§ **What to do**
Each entry must be reproduced precisely as it stands.

[Start of Data shown]

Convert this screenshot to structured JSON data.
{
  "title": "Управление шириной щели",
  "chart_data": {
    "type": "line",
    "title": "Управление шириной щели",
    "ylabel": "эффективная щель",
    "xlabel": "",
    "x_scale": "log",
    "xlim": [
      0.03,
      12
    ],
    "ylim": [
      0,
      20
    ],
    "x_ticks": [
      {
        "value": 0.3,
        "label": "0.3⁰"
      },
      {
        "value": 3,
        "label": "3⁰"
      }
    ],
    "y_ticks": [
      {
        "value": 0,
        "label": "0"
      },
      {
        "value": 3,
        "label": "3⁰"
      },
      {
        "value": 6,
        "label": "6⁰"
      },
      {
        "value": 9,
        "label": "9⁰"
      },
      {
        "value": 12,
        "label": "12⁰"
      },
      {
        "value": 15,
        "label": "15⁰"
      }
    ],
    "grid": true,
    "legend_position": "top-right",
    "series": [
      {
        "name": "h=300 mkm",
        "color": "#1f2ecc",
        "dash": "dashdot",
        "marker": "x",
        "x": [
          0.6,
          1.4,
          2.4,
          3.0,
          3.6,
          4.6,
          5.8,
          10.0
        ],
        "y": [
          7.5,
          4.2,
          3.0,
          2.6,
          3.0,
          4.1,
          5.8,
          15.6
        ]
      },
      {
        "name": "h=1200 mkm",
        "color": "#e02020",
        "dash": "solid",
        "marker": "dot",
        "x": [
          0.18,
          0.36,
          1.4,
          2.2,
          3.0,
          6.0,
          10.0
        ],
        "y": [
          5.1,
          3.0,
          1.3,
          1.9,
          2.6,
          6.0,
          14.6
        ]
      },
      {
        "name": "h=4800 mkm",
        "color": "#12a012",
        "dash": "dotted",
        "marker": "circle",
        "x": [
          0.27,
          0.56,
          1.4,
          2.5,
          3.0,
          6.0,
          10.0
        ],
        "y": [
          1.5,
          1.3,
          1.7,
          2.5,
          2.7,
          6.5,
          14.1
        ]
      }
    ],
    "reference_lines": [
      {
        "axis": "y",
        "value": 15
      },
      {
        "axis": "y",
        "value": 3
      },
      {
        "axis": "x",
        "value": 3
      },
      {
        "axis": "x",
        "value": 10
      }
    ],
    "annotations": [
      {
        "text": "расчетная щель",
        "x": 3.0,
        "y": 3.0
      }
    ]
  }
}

[End of Data shown]

§ **Task response**
Convert this screenshot to structured JSON data.
{
  "title": "Управление шириной щели",
  "chart_data": {
    "type": "line",
    "title": "Управление шириной щели",
    "ylabel": "эффективная щель",
    "xlabel": "",
    "x_scale": "log",
    "xlim": [
      0.03,
      12
    ],
    "ylim": [
      0,
      20
    ],
    "x_ticks": [
      {
        "value": 0.3,
        "label": "0.3⁰"
      },
      {
        "value": 3,
        "label": "3⁰"
      }
    ],
    "y_ticks": [
      {
        "value": 0,
        "label": "0"
      },
      {
        "value": 3,
        "label": "3⁰"
      },
      {
        "value": 6,
        "label": "6⁰"
      },
      {
        "value": 9,
        "label": "9⁰"
      },
      {
        "value": 12,
        "label": "12⁰"
      },
      {
        "value": 15,
        "label": "15⁰"
      }
    ],
    "grid": true,
    "legend_position": "top-right",
    "series": [
      {
        "name": "h=300 mkm",
        "color": "#1f2ecc",
        "dash": "dashdot",
        "marker": "x",
        "x": [
          0.6,
          1.4,
          2.4,
          3.0,
          3.6,
          4.6,
          5.8,
          10.0
        ],
        "y": [
          7.5,
          4.2,
          3.0,
          2.6,
          3.0,
          4.1,
          5.8,
          15.6
        ]
      },
      {
        "name": "h=1200 mkm",
        "color": "#e02020",
        "dash": "solid",
        "marker": "dot",
        "x": [
          0.18,
          0.36,
          1.4,
          2.2,
          3.0,
          6.0,
          10.0
        ],
        "y": [
          5.1,
          3.0,
          1.3,
          1.9,
          2.6,
          6.0,
          14.6
        ]
      },
      {
        "name": "h=4800 mkm",
        "color": "#12a012",
        "dash": "dotted",
        "marker": "circle",
        "x": [
          0.27,
          0.56,
          1.4,
          2.5,
          3.0,
          6.0,
          10.0
        ],
        "y": [
          1.5,
          1.3,
          1.7,
          2.5,
          2.7,
          6.5,
          14.1
        ]
      }
    ],
    "reference_lines": [
      {
        "axis": "y",
        "value": 15
      },
      {
        "axis": "y",
        "value": 3
      },
      {
        "axis": "x",
        "value": 3
      },
      {
        "axis": "x",
        "value": 10
      }
    ],
    "annotations": [
      {
        "text": "расчетная щель",
        "x": 3.0,
        "y": 3.0
      }
    ]
  }
}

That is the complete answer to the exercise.